*Given request*
Gather the lines from the material that contain "particles".
## BEGIN Records to process
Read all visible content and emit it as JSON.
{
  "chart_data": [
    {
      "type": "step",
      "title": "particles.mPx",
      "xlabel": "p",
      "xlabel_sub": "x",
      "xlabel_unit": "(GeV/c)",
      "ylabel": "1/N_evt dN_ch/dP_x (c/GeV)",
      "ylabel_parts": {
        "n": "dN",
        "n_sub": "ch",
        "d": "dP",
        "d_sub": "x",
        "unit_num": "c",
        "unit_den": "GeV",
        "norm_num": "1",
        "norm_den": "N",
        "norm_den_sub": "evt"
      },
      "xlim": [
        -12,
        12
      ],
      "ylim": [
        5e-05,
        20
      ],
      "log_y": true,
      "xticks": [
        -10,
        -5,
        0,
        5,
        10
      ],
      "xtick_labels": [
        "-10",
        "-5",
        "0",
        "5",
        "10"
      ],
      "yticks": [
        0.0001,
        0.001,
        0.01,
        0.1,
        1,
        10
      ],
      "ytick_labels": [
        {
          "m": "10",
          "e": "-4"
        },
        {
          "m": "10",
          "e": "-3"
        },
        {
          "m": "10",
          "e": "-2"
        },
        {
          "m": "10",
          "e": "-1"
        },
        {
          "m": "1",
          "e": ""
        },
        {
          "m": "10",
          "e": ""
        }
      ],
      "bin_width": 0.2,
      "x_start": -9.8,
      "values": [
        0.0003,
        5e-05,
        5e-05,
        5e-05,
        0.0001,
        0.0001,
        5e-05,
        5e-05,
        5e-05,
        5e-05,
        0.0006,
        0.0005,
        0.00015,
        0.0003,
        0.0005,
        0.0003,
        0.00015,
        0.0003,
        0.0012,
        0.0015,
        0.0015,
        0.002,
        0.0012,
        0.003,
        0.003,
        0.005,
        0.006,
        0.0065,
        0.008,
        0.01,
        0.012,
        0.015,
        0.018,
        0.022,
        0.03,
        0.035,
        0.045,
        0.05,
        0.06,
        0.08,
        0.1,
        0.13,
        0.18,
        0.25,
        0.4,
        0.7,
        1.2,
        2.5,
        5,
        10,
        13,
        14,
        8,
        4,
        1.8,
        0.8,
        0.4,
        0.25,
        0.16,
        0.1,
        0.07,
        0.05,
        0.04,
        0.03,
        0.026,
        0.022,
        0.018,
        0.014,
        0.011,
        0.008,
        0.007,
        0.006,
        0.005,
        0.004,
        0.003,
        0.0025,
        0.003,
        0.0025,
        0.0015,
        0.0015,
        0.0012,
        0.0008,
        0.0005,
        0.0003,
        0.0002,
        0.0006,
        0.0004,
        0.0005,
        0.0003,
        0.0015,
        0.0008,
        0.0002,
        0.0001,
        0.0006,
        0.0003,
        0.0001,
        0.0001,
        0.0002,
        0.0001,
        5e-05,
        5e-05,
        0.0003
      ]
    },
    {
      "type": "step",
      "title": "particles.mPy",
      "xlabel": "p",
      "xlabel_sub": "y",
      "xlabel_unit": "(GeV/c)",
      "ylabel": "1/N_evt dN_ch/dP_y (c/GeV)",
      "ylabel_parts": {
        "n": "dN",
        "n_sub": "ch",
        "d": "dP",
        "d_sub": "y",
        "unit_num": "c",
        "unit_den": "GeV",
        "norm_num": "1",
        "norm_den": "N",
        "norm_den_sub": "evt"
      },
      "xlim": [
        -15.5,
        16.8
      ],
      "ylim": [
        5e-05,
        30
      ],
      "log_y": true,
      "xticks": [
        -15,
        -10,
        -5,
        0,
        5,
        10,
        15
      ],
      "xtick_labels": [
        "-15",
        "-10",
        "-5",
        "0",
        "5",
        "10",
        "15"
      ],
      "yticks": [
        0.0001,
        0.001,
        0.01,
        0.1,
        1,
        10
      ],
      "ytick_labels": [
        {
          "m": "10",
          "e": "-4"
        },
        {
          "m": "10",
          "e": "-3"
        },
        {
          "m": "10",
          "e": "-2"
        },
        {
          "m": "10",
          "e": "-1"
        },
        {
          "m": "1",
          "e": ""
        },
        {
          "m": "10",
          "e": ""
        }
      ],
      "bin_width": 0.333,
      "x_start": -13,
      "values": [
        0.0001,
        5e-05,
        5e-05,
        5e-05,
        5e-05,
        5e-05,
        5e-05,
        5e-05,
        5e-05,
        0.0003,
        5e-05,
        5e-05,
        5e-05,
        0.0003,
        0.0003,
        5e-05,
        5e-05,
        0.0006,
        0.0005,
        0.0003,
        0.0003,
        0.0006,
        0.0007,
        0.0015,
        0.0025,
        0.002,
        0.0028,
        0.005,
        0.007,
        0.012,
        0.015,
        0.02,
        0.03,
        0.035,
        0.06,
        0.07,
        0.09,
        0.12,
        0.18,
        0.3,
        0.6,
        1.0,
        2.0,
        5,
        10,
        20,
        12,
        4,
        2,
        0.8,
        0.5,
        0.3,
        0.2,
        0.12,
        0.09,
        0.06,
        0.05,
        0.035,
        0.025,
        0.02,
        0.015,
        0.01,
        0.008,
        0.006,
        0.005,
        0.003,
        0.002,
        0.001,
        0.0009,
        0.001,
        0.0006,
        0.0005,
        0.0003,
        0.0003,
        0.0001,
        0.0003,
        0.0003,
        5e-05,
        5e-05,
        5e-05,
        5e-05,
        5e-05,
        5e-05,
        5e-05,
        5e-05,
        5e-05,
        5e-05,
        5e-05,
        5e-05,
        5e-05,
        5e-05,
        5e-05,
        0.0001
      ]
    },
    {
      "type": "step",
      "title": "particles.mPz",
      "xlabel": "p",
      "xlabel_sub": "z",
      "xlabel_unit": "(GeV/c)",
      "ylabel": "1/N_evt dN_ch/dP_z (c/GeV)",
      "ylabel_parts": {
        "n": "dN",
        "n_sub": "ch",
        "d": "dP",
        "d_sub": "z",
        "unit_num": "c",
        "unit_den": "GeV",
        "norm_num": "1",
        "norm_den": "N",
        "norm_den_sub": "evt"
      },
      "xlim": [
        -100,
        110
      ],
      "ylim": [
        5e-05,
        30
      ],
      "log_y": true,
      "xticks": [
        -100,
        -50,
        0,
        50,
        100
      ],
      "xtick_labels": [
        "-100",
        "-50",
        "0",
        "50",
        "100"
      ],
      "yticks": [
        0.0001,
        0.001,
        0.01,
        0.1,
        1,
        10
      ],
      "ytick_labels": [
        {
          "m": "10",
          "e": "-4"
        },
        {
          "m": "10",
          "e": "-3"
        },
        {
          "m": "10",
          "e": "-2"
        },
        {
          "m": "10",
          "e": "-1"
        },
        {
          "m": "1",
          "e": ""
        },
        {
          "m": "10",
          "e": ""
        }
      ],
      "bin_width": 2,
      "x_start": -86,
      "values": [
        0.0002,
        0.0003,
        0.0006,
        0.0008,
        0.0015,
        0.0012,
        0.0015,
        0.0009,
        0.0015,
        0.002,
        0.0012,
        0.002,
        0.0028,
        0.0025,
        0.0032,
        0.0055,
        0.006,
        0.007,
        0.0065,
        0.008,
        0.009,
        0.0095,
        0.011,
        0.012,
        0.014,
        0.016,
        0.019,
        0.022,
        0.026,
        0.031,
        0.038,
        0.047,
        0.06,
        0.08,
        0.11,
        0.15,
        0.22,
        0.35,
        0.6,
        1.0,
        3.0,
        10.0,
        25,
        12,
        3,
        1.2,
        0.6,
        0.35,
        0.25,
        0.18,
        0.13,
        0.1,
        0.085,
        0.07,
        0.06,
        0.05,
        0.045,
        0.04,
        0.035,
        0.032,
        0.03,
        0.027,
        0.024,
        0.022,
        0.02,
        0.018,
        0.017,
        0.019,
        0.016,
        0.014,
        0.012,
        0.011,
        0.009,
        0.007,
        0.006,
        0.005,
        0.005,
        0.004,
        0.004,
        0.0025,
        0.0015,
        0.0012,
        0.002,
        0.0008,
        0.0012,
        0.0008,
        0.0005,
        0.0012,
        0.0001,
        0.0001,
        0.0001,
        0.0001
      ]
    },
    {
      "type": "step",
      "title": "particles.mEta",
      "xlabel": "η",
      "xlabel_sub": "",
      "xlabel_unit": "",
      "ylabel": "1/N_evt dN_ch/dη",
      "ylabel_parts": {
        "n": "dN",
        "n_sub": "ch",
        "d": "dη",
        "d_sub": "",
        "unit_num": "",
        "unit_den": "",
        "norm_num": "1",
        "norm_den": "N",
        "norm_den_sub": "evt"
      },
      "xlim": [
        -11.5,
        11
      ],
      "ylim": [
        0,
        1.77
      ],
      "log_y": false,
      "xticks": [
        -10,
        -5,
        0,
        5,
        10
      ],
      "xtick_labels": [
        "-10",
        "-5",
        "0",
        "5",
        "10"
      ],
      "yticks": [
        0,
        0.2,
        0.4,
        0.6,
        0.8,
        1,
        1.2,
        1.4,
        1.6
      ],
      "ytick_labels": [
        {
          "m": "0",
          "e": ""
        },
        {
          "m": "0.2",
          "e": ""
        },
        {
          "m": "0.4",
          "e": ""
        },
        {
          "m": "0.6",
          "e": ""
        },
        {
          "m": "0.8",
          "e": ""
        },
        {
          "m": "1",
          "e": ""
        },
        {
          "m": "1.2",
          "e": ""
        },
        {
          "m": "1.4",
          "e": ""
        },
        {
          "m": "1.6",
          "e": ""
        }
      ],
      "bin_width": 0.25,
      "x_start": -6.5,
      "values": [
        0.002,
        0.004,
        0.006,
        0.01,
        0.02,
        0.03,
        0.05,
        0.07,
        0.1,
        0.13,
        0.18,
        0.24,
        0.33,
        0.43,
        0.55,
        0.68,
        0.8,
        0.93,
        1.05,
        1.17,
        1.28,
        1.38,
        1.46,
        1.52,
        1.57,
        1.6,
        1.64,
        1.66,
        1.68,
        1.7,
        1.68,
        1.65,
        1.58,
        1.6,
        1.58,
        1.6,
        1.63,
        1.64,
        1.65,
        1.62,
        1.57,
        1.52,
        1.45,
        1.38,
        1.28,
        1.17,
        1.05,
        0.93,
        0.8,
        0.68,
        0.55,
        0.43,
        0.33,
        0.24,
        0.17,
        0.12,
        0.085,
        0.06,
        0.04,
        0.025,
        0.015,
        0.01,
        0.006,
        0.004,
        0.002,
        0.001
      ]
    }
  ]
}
## END Records to process
*Task result*
      "title": "particles.mPx",
      "title": "particles.mPy",
      "title": "particles.mPz",
      "title": "particles.mEta",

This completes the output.